[Data to process]:
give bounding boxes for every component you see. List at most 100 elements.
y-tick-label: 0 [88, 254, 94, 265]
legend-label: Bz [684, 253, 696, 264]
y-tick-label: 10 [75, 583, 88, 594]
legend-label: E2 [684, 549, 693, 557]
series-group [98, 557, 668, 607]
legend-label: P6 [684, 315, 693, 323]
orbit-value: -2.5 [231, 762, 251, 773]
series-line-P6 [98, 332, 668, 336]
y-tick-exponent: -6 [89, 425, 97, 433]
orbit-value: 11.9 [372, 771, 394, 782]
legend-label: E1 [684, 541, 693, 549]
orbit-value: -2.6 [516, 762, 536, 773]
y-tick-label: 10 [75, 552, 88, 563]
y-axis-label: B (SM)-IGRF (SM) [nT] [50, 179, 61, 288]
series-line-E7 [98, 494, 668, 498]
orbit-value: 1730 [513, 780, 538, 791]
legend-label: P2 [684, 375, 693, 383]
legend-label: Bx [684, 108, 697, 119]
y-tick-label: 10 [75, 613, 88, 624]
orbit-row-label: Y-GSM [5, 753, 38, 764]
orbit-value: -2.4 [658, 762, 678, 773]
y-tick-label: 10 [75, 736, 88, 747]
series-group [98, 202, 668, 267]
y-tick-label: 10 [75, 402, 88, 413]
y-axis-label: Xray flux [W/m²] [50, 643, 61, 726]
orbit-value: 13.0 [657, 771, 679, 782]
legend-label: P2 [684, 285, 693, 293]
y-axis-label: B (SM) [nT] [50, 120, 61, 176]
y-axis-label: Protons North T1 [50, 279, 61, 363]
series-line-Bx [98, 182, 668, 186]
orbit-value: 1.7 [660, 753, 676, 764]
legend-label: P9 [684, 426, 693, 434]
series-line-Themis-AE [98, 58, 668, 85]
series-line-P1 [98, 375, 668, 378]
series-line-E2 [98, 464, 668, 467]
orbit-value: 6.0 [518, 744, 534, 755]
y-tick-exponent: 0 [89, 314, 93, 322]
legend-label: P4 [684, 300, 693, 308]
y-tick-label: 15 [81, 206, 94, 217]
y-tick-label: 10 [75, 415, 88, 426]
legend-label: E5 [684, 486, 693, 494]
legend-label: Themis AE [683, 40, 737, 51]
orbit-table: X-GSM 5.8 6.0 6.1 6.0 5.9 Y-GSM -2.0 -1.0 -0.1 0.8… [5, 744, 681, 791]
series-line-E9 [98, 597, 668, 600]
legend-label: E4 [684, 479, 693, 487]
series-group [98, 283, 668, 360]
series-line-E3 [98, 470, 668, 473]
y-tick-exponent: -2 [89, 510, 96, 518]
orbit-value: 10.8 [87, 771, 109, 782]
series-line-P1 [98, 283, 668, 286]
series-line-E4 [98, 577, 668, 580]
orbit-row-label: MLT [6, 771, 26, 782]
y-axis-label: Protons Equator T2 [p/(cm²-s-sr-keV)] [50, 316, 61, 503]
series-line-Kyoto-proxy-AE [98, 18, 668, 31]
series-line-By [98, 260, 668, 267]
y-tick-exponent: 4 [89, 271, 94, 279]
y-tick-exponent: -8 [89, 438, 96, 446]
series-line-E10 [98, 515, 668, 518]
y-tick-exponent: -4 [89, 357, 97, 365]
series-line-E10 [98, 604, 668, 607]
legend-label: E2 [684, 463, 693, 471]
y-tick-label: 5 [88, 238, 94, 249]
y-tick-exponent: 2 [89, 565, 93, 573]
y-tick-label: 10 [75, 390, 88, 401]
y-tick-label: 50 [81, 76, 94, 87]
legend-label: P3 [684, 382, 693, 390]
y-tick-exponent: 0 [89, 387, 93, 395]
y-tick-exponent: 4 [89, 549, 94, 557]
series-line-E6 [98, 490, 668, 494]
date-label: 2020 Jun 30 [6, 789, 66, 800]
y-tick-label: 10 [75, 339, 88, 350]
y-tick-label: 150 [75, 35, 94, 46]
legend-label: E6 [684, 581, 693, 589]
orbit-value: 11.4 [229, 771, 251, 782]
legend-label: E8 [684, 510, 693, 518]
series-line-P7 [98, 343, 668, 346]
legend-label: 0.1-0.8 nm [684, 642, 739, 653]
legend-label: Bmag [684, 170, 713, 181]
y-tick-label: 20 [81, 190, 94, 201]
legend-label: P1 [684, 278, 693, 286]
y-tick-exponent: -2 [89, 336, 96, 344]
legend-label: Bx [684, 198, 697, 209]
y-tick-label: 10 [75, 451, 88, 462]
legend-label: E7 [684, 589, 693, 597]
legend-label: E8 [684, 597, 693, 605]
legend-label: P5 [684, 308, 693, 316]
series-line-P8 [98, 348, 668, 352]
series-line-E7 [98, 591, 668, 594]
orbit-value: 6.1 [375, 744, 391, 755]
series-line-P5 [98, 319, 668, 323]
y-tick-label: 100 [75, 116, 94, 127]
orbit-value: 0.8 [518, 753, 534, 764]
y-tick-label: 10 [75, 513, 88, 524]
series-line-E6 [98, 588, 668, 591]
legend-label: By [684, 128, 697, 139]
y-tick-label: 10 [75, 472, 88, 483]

[What to work on]: Copy every item above again line for line, with nothing changed.

[Result of the task]:
give bounding boxes for every component you see. List at most 100 elements.
y-tick-label: 0 [88, 254, 94, 265]
legend-label: Bz [684, 253, 696, 264]
y-tick-label: 10 [75, 583, 88, 594]
legend-label: E2 [684, 549, 693, 557]
series-group [98, 557, 668, 607]
legend-label: P6 [684, 315, 693, 323]
orbit-value: -2.5 [231, 762, 251, 773]
series-line-P6 [98, 332, 668, 336]
y-tick-exponent: -6 [89, 425, 97, 433]
orbit-value: 11.9 [372, 771, 394, 782]
legend-label: E1 [684, 541, 693, 549]
orbit-value: -2.6 [516, 762, 536, 773]
y-tick-label: 10 [75, 552, 88, 563]
y-axis-label: B (SM)-IGRF (SM) [nT] [50, 179, 61, 288]
series-line-E7 [98, 494, 668, 498]
orbit-value: 1730 [513, 780, 538, 791]
legend-label: P2 [684, 375, 693, 383]
legend-label: Bx [684, 108, 697, 119]
y-tick-label: 10 [75, 613, 88, 624]
orbit-row-label: Y-GSM [5, 753, 38, 764]
orbit-value: -2.4 [658, 762, 678, 773]
y-tick-label: 10 [75, 736, 88, 747]
series-group [98, 202, 668, 267]
y-tick-label: 10 [75, 402, 88, 413]
y-axis-label: Xray flux [W/m²] [50, 643, 61, 726]
orbit-value: 13.0 [657, 771, 679, 782]
legend-label: P2 [684, 285, 693, 293]
y-axis-label: B (SM) [nT] [50, 120, 61, 176]
y-axis-label: Protons North T1 [50, 279, 61, 363]
series-line-Bx [98, 182, 668, 186]
orbit-value: 1.7 [660, 753, 676, 764]
legend-label: P9 [684, 426, 693, 434]
series-line-Themis-AE [98, 58, 668, 85]
series-line-P1 [98, 375, 668, 378]
series-line-E2 [98, 464, 668, 467]
orbit-value: 6.0 [518, 744, 534, 755]
y-tick-exponent: 0 [89, 314, 93, 322]
legend-label: P4 [684, 300, 693, 308]
y-tick-label: 15 [81, 206, 94, 217]
y-tick-label: 10 [75, 415, 88, 426]
legend-label: E5 [684, 486, 693, 494]
legend-label: Themis AE [683, 40, 737, 51]
orbit-table: X-GSM 5.8 6.0 6.1 6.0 5.9 Y-GSM -2.0 -1.0 -0.1 0.8… [5, 744, 681, 791]
series-line-E9 [98, 597, 668, 600]
legend-label: E4 [684, 479, 693, 487]
series-group [98, 283, 668, 360]
series-line-E3 [98, 470, 668, 473]
y-tick-exponent: -2 [89, 510, 96, 518]
orbit-value: 10.8 [87, 771, 109, 782]
series-line-P1 [98, 283, 668, 286]
series-line-E4 [98, 577, 668, 580]
orbit-row-label: MLT [6, 771, 26, 782]
y-axis-label: Protons Equator T2 [p/(cm²-s-sr-keV)] [50, 316, 61, 503]
series-line-Kyoto-proxy-AE [98, 18, 668, 31]
series-line-By [98, 260, 668, 267]
y-tick-exponent: 4 [89, 271, 94, 279]
y-tick-exponent: -8 [89, 438, 96, 446]
series-line-E10 [98, 515, 668, 518]
y-tick-exponent: -4 [89, 357, 97, 365]
series-line-E10 [98, 604, 668, 607]
legend-label: E2 [684, 463, 693, 471]
y-tick-label: 5 [88, 238, 94, 249]
y-tick-exponent: 2 [89, 565, 93, 573]
y-tick-label: 10 [75, 390, 88, 401]
y-tick-label: 50 [81, 76, 94, 87]
legend-label: P3 [684, 382, 693, 390]
y-tick-exponent: 0 [89, 387, 93, 395]
y-tick-exponent: 4 [89, 549, 94, 557]
series-line-E6 [98, 490, 668, 494]
date-label: 2020 Jun 30 [6, 789, 66, 800]
y-tick-label: 10 [75, 339, 88, 350]
y-tick-label: 150 [75, 35, 94, 46]
legend-label: E6 [684, 581, 693, 589]
orbit-value: 11.4 [229, 771, 251, 782]
legend-label: E8 [684, 510, 693, 518]
series-line-P7 [98, 343, 668, 346]
legend-label: 0.1-0.8 nm [684, 642, 739, 653]
legend-label: Bmag [684, 170, 713, 181]
y-tick-label: 20 [81, 190, 94, 201]
legend-label: P1 [684, 278, 693, 286]
y-tick-exponent: -2 [89, 336, 96, 344]
legend-label: Bx [684, 198, 697, 209]
y-tick-label: 10 [75, 451, 88, 462]
legend-label: E7 [684, 589, 693, 597]
legend-label: E8 [684, 597, 693, 605]
legend-label: P5 [684, 308, 693, 316]
series-line-P8 [98, 348, 668, 352]
series-line-E7 [98, 591, 668, 594]
orbit-value: 6.1 [375, 744, 391, 755]
series-line-P5 [98, 319, 668, 323]
y-tick-label: 100 [75, 116, 94, 127]
orbit-value: 0.8 [518, 753, 534, 764]
y-tick-label: 10 [75, 513, 88, 524]
series-line-E6 [98, 588, 668, 591]
legend-label: By [684, 128, 697, 139]
y-tick-label: 10 [75, 472, 88, 483]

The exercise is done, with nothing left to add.